Sin embargo, hay algo que no ha cambiado en más de 127 años: la forma en que respondemos ante la incertidumbre. Desde decisiones tomadas hace más de un siglo, hasta momentos recientes como la pandemia, hemos aprendido que gestionar riesgos también es tener la convicción de priorizar a las personas y al entorno, incluso en los momentos más difíciles. Esa coherencia es, quizá, nuestra mayor fortaleza.
Pensando en el futuro a medio-largo plazo, ¿cuáles consideras que serán los riesgos que tendrán un mayor impacto a nivel global en vuestro sector?
La incertidumbre global es hoy una constante, y en nuestro sector se manifiesta en múltiples dimensiones: desde la volatilidad de los mercados, la transformación tecnológica y la evolución de las expectativas sociales.
Asimismo, los retos en la cadena de suministro, la transformación tecnológica a través de la inteligencia artificial y los riesgos cibernéticos que esto representa. Sin embargo, en Progreso no partimos desde la incertidumbre como una limitante, sino como una realidad que gestionamos activamente. La enfrentamos con planificación, diversificación y, sobre todo, con una mentalidad de adaptación permanente.
Frente a ese entorno, tenemos muy claro dónde poner el foco: en nuestro círculo de influencia. Es decir, en aquellas variables que sí podemos gestionar, fortalecer y transformar. Desde ahí, apalancamos nuestras ventajas competitivas para anticiparnos, tomar mejores decisiones y generar valor sostenido. Y, quizá, lo más importante es la forma en que entendemos el tiempo. En Progreso no trabajamos con horizontes de trimestres, sino que planificamos por generaciones. Eso nos permite atender la coyuntura con disciplina y agilidad, pero sin perder de vista un objetivo mayor: asegurar la sostenibilidad del negocio, de las comunidades y del entorno en el largo plazo. Desde esa perspectiva, la gestión de riesgos deja de ser una reacción al contexto y se convierte en una herramienta para construir futuro, incluso —y sobre todo— en medio de la incertidumbre.
¿Qué valor crees que Mapfre Global Risks puede aportaros en la gestión de vuestros programas de seguros en esa próxima década?
Mapfre Global Risks es un aliado clave en esta visión de futuro. En un entorno donde los riesgos son cada vez más complejos e interconectados, el valor no está únicamente en la cobertura, sino en la capacidad de entender, anticipar y gestionar esos riesgos de manera conjunta.

Enunciado del problema:
Según el fragmento, ¿con qué horizonte de tiempo planifican en Progreso?

(Registros extraídos)

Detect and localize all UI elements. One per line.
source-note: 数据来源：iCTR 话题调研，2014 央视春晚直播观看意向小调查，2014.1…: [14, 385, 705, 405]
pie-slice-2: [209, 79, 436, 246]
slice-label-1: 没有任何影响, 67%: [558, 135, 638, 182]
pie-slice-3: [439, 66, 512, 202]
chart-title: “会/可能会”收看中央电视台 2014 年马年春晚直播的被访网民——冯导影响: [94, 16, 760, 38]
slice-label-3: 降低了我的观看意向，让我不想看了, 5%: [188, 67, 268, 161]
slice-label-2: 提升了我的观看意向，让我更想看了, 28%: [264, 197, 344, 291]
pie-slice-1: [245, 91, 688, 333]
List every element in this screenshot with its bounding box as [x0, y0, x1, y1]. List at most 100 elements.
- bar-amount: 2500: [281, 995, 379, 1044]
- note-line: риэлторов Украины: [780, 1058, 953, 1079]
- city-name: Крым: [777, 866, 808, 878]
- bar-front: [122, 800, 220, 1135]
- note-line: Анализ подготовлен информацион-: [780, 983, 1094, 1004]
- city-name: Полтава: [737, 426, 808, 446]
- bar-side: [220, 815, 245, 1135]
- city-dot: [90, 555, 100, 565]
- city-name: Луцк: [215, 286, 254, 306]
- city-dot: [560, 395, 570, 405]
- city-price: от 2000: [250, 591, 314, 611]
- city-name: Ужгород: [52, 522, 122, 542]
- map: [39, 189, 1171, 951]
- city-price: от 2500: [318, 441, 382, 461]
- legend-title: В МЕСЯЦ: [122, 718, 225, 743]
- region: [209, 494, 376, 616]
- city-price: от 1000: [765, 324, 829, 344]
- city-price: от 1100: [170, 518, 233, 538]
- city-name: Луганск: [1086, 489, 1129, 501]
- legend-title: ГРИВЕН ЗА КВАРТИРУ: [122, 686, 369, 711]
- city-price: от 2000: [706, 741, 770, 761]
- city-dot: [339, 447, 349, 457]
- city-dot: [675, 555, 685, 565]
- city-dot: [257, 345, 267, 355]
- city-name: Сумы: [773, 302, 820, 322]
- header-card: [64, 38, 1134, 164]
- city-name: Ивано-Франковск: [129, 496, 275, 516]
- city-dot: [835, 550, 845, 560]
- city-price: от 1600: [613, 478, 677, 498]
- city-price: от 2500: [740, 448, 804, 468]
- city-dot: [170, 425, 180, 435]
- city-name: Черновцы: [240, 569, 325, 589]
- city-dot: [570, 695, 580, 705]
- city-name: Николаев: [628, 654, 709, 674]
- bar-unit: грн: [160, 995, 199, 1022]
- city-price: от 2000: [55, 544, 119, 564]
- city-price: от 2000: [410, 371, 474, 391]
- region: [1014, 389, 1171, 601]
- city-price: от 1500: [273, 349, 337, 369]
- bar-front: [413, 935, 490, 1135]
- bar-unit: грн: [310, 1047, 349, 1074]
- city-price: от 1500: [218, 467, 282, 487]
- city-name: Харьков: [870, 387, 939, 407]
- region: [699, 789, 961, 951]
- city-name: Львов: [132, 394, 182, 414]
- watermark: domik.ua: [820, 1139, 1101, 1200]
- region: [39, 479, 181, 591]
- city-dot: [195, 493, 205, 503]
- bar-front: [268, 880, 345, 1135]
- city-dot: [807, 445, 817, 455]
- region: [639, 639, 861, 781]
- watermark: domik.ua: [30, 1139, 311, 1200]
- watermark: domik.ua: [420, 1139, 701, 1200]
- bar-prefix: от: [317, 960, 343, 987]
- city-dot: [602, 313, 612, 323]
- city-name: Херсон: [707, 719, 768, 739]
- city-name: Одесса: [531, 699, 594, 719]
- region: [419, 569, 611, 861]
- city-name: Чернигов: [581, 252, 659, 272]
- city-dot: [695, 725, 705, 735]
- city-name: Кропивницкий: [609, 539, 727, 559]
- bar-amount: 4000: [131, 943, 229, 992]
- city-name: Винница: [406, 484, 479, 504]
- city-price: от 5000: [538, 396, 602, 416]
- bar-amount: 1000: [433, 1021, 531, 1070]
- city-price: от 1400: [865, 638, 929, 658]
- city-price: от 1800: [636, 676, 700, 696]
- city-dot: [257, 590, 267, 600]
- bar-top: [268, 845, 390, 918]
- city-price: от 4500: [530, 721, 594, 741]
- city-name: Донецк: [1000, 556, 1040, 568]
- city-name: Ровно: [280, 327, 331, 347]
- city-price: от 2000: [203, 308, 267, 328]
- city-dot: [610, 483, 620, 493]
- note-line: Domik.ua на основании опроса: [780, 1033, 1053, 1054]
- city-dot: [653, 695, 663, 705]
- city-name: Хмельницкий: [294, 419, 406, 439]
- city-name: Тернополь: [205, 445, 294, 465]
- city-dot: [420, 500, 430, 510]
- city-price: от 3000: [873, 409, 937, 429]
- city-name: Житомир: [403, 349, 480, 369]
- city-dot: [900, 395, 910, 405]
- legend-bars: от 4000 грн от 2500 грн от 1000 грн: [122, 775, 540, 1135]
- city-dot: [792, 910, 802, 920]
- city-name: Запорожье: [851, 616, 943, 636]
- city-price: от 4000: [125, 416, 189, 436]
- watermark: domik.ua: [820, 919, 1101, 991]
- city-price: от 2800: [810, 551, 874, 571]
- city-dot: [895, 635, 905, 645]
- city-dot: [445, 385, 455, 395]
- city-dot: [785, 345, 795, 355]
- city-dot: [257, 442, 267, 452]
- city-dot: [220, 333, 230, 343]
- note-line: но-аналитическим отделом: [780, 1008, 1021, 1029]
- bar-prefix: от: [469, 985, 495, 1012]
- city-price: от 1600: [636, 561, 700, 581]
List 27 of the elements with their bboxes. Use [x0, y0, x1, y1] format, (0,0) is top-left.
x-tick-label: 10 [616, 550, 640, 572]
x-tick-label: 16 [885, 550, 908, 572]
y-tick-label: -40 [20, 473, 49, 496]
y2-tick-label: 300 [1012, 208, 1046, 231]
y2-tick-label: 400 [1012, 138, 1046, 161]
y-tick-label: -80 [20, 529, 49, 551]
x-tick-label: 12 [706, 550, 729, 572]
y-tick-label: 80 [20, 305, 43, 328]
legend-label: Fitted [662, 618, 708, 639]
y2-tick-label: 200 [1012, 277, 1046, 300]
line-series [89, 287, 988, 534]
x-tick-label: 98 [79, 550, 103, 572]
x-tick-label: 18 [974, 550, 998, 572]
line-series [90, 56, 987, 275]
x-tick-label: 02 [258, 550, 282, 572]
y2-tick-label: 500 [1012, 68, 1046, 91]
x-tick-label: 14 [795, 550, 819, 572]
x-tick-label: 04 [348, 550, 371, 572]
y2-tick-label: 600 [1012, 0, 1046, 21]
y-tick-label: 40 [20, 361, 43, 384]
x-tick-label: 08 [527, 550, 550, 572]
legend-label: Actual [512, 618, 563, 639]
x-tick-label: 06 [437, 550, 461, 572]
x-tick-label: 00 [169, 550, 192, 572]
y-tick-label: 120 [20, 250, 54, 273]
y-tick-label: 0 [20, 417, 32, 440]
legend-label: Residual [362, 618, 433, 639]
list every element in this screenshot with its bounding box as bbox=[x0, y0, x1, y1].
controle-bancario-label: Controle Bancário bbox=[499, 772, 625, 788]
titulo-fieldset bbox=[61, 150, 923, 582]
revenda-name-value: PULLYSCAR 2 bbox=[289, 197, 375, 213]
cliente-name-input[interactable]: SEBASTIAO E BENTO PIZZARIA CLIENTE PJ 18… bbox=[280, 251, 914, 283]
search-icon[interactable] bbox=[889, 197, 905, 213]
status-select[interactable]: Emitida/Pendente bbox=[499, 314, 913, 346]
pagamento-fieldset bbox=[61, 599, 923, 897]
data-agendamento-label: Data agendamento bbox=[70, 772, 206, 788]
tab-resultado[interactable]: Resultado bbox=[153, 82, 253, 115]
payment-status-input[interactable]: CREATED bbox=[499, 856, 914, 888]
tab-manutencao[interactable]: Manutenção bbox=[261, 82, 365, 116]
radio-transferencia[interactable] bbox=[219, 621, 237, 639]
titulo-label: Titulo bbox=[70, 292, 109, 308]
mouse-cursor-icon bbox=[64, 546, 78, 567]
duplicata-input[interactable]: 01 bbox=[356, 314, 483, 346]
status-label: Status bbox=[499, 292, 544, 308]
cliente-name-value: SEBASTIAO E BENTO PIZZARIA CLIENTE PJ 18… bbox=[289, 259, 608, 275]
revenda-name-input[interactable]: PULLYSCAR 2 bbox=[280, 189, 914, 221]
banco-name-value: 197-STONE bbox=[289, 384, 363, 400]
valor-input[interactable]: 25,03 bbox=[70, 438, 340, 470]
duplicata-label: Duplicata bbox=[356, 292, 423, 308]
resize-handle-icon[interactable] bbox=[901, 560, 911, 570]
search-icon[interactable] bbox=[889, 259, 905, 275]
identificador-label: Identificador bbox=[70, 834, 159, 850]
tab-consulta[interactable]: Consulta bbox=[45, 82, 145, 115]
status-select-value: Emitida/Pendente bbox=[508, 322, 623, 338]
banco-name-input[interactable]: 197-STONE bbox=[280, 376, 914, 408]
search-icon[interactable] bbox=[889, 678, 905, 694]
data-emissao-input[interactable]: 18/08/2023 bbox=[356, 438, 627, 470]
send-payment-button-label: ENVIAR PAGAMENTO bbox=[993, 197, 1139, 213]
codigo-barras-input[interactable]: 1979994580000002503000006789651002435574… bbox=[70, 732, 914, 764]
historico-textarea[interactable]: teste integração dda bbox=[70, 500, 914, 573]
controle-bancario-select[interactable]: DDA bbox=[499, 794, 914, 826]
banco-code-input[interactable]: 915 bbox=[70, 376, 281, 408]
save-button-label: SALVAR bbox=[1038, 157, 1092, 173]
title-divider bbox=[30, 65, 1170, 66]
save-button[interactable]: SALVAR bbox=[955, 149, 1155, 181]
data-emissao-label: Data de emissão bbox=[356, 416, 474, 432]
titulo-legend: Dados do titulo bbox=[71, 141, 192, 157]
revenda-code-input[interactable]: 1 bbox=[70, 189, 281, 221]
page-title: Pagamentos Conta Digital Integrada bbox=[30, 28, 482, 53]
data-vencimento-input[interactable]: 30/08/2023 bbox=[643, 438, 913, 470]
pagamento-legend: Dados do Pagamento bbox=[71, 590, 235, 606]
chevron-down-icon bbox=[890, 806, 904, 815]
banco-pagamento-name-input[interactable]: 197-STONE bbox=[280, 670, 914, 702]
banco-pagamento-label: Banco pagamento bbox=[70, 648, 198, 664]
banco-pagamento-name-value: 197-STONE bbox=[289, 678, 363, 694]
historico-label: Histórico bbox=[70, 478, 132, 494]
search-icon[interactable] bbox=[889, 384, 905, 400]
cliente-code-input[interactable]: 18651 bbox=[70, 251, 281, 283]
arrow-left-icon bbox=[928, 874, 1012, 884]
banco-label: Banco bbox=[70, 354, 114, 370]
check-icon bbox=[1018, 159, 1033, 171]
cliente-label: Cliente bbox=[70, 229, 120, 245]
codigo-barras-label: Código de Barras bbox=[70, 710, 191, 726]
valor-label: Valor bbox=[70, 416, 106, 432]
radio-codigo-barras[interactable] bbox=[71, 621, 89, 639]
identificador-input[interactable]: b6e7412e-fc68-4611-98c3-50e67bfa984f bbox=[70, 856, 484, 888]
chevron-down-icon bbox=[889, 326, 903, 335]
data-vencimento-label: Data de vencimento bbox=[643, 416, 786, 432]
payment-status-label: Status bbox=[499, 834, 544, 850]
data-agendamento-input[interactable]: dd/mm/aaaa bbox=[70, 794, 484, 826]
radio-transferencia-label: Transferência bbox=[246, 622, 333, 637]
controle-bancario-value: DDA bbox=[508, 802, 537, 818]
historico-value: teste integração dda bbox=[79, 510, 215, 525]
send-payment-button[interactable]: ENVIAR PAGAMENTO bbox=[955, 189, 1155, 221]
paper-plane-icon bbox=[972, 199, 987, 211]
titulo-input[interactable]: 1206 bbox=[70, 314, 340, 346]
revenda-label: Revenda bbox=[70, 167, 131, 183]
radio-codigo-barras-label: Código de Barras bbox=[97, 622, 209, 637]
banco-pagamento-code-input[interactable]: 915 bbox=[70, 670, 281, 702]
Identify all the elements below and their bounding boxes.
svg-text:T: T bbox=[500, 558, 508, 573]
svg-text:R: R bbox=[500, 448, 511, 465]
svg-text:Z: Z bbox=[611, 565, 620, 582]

Respuesta:
Planifican por generaciones, no con horizontes de trimestres.